Selección:
=-=-=
EL VOTO DEL CAMPO

kleinfischlingen

Kleinfischlingen (estado federado de Renania-Palatinado, Alemania)

Vivo en un pueblito agrícola de Alemania con un poco más de 300 habitantes, en medio del campo. La principal actividad económica es el cultivo de uvas para producir vinos de buena calidad. Pero también se cultiva papas, zanahorias, nabos, lechugas, coles, coliflor, brócoli, espárragos, remolacha azucarera, trigo, maíz y girasoles, además de manzanas, peras, membrillos, ciruelas, cerezas, zarzamoras e higos. Los campos de cultivo empiezan a 50 metros de mi casa y rodean al pueblo por todos sus confines.

En el pueblo mismo no hay muchos negocios: cinco fabricantes de vino —dos de ellos incluidos en los prestigiosos catálogos vinícolas Gault&Millau y VINUM de Alemania—, una casa de huéspedes con un minúsculo restaurante que ofrece gastronomía local, un taller de mecánica automotriz, un anticuario, un experto en jardinería y un corredor de seguros.
=-=-=
Objetivos:
A) Conteste estas preguntas sobre el texto sobre Kleinfischlingen:
(i) ¿Cuál es la principal actividad económica del pueblo?
(ii) ¿A qué distancia de la casa de quien escribe empiezan los campos de cultivo?
(iii) ¿Cuántos fabricantes de vino hay en el pueblo?
B) Indique si cada afirmación concuerda con el texto sobre Kleinfischlingen y cite las palabras que lo deciden:
(i) El pueblo tiene más de 300 habitantes.
(ii) La casa de huéspedes cuenta con un restaurante grande.
(iii) Tres fabricantes de vino del pueblo figuran en los catálogos Gault&Millau y VINUM.
Responda basándose únicamente en el texto sobre Kleinfischlingen.

Datos mostrados:
=-=-=
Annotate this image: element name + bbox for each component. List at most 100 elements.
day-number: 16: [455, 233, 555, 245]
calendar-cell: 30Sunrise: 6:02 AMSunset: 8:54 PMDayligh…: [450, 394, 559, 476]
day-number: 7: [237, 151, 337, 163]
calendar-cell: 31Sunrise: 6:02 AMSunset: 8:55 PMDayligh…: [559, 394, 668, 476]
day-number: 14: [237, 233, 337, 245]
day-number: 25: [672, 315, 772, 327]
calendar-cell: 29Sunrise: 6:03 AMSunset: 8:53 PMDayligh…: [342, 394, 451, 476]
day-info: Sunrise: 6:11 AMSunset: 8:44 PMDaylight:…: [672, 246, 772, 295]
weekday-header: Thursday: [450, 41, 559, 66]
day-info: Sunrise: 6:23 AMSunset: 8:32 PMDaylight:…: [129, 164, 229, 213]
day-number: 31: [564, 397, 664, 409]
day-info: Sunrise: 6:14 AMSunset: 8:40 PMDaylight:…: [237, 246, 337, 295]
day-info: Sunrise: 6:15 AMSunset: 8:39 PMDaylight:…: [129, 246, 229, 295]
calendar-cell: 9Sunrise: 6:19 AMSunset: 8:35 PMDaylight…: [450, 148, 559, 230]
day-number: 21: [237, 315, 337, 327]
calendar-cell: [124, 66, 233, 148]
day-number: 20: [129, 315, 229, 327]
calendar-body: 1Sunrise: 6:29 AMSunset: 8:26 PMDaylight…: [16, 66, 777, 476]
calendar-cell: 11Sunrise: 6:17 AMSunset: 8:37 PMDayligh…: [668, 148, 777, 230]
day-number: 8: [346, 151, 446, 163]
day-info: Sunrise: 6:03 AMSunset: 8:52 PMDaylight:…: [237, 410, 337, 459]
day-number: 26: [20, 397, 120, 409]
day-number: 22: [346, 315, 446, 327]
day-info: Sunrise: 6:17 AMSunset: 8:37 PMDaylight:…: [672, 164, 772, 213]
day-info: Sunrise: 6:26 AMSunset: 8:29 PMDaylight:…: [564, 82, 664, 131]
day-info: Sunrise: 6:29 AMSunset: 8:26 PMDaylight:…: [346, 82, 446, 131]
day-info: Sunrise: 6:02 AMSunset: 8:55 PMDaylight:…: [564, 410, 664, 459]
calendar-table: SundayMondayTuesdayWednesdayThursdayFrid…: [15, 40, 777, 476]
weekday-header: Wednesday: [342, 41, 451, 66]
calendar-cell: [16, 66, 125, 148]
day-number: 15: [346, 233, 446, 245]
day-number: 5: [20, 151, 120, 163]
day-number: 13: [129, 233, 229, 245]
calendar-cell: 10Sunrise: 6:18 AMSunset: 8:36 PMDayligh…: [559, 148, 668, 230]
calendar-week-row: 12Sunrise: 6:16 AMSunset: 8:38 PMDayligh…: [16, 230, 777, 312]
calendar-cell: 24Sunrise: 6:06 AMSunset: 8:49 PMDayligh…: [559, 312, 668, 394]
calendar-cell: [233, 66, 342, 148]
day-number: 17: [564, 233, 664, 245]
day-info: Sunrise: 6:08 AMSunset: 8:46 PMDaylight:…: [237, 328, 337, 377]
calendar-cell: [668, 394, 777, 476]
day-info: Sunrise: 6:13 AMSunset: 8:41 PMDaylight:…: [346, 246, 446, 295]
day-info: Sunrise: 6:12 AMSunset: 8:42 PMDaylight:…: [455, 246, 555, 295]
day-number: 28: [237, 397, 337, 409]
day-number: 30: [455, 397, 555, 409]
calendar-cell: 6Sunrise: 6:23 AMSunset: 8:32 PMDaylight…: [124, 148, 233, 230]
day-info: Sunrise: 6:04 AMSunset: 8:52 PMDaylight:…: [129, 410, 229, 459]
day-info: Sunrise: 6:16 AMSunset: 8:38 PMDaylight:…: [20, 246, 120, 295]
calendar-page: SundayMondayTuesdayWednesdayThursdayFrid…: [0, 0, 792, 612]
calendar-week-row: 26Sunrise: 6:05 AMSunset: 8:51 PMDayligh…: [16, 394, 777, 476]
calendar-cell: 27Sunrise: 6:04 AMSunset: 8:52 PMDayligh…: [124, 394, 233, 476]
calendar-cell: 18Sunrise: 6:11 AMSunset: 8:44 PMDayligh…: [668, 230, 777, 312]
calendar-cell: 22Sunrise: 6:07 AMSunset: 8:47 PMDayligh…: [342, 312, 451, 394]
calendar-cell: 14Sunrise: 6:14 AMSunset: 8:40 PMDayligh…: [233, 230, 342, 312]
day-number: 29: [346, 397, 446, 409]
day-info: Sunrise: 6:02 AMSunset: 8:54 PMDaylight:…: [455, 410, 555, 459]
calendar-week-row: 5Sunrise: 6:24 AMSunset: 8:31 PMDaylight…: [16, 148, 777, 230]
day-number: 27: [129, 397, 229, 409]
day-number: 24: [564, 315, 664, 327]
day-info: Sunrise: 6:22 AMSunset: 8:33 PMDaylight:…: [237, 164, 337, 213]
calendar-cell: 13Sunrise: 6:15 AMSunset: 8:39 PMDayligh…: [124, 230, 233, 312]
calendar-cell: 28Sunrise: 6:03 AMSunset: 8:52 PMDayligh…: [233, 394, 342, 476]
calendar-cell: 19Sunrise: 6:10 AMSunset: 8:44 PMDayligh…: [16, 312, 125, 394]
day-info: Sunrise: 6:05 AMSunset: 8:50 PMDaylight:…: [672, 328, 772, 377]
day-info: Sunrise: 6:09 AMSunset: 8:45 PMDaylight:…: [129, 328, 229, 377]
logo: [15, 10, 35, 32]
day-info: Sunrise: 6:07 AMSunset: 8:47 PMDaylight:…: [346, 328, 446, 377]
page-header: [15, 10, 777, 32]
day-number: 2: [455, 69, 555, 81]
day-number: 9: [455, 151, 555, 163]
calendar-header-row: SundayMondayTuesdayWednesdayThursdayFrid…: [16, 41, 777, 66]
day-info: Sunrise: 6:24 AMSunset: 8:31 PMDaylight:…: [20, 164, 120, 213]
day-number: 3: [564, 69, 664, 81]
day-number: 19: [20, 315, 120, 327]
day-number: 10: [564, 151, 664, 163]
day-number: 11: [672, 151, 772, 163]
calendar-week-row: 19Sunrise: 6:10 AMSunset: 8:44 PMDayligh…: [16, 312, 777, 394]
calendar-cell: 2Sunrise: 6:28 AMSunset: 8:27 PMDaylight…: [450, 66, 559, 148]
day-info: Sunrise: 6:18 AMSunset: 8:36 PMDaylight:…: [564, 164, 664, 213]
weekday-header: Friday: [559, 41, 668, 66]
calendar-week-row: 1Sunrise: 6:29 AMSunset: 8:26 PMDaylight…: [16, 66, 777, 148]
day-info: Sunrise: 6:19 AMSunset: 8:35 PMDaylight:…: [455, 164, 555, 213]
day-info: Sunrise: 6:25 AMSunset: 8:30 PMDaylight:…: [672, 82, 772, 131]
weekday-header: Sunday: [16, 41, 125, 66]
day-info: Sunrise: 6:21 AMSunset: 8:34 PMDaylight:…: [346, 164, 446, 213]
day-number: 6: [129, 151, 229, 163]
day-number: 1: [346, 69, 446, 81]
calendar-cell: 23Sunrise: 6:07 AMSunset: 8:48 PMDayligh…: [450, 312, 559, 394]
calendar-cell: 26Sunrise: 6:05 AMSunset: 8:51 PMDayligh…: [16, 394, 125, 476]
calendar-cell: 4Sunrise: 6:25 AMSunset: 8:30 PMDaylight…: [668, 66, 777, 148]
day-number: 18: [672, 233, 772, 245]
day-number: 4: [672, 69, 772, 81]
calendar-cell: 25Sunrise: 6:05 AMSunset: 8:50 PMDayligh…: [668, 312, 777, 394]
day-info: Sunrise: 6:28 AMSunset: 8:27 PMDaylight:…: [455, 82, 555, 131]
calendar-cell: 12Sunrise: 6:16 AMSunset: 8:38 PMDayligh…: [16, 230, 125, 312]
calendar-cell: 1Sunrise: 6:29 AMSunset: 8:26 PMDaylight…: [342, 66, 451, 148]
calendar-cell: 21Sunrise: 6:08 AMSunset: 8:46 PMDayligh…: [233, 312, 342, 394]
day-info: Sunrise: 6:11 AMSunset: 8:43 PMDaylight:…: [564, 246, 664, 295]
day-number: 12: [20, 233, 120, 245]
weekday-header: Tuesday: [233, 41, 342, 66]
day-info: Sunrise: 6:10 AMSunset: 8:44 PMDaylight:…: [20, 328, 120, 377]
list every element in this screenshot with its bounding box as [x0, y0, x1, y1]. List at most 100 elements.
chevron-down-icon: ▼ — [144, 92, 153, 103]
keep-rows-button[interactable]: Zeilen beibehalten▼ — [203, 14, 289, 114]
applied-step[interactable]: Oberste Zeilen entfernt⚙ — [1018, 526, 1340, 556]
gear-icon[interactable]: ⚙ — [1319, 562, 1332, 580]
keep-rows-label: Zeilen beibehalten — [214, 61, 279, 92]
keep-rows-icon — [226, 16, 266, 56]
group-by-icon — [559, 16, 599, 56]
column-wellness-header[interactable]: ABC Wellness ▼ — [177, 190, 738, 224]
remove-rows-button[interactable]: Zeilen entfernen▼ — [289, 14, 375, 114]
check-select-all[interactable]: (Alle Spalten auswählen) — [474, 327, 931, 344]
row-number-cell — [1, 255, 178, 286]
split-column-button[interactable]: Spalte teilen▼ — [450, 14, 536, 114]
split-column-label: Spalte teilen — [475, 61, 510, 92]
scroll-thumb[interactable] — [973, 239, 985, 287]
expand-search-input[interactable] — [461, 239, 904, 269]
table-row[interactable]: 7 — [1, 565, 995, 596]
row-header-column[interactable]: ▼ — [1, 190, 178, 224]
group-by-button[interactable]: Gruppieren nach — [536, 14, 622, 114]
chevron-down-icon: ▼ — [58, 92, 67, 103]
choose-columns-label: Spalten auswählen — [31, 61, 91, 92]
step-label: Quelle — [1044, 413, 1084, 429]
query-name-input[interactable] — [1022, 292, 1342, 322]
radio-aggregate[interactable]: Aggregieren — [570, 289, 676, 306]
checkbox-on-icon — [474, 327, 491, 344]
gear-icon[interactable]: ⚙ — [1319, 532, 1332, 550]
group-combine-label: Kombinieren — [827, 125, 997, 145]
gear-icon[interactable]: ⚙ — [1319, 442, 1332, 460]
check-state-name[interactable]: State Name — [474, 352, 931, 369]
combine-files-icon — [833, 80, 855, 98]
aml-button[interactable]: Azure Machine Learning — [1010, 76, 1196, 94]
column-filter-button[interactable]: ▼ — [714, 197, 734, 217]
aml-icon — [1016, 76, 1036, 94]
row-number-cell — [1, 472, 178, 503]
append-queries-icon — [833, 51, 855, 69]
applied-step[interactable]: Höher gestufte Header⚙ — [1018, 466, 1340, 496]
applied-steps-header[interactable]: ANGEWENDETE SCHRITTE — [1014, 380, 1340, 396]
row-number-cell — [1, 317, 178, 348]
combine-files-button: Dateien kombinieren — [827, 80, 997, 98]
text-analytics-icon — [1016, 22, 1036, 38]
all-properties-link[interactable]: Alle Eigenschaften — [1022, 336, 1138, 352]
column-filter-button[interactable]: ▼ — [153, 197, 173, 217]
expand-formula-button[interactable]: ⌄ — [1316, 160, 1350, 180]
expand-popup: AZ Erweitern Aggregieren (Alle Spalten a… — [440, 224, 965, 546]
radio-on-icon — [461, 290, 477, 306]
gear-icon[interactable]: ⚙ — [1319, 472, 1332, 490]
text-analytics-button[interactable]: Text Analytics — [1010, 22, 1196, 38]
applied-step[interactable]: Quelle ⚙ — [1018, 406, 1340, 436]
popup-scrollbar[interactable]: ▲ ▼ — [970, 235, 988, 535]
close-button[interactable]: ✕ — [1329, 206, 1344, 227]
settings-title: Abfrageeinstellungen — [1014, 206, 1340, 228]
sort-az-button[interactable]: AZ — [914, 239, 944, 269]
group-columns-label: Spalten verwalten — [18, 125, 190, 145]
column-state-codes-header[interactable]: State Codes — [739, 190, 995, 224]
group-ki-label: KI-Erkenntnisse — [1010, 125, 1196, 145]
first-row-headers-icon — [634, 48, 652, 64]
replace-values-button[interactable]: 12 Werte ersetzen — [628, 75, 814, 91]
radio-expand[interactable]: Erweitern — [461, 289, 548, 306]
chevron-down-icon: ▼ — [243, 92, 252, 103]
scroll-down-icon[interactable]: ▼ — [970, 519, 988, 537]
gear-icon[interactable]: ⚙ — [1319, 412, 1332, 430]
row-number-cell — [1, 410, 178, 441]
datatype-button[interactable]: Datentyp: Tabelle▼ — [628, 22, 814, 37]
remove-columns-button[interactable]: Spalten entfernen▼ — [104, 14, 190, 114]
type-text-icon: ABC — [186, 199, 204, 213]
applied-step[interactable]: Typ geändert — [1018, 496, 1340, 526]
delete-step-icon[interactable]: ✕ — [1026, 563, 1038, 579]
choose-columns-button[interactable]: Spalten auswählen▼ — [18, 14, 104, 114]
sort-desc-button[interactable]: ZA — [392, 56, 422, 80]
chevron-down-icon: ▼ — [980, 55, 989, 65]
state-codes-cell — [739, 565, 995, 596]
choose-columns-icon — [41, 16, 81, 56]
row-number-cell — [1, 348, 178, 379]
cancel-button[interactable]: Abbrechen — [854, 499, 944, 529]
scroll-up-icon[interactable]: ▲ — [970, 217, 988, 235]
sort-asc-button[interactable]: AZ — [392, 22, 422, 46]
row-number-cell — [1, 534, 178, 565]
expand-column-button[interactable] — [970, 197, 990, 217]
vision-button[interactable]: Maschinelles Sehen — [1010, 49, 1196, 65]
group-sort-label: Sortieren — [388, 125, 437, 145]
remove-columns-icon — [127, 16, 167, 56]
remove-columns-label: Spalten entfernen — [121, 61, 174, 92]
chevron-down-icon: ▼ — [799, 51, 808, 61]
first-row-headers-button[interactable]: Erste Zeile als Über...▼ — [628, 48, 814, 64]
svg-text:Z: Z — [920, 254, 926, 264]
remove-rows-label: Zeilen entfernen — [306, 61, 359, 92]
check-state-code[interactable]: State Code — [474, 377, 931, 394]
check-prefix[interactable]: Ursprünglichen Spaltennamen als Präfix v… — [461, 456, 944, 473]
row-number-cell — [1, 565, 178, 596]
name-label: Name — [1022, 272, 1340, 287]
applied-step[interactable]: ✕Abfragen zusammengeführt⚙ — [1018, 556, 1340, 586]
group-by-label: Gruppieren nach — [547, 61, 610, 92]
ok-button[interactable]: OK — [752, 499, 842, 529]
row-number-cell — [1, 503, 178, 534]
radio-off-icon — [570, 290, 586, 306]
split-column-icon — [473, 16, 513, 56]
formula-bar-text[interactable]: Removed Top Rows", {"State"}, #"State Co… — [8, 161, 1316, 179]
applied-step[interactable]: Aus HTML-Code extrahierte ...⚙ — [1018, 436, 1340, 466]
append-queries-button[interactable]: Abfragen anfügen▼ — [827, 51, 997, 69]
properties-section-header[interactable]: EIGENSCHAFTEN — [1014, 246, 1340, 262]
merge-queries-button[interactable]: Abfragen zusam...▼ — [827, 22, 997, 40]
=-=-=
Resultados:
A)
(i) El cultivo de uvas para producir vinos de buena calidad.
(ii) A 50 metros.
(iii) Cinco.

B)
(i) Sí: "un poco más de 300 habitantes".
(ii) No: "una casa de huéspedes con un minúsculo restaurante".
(iii) No: "dos de ellos incluidos en los prestigiosos catálogos vinícolas Gault&Millau y VINUM de Alemania".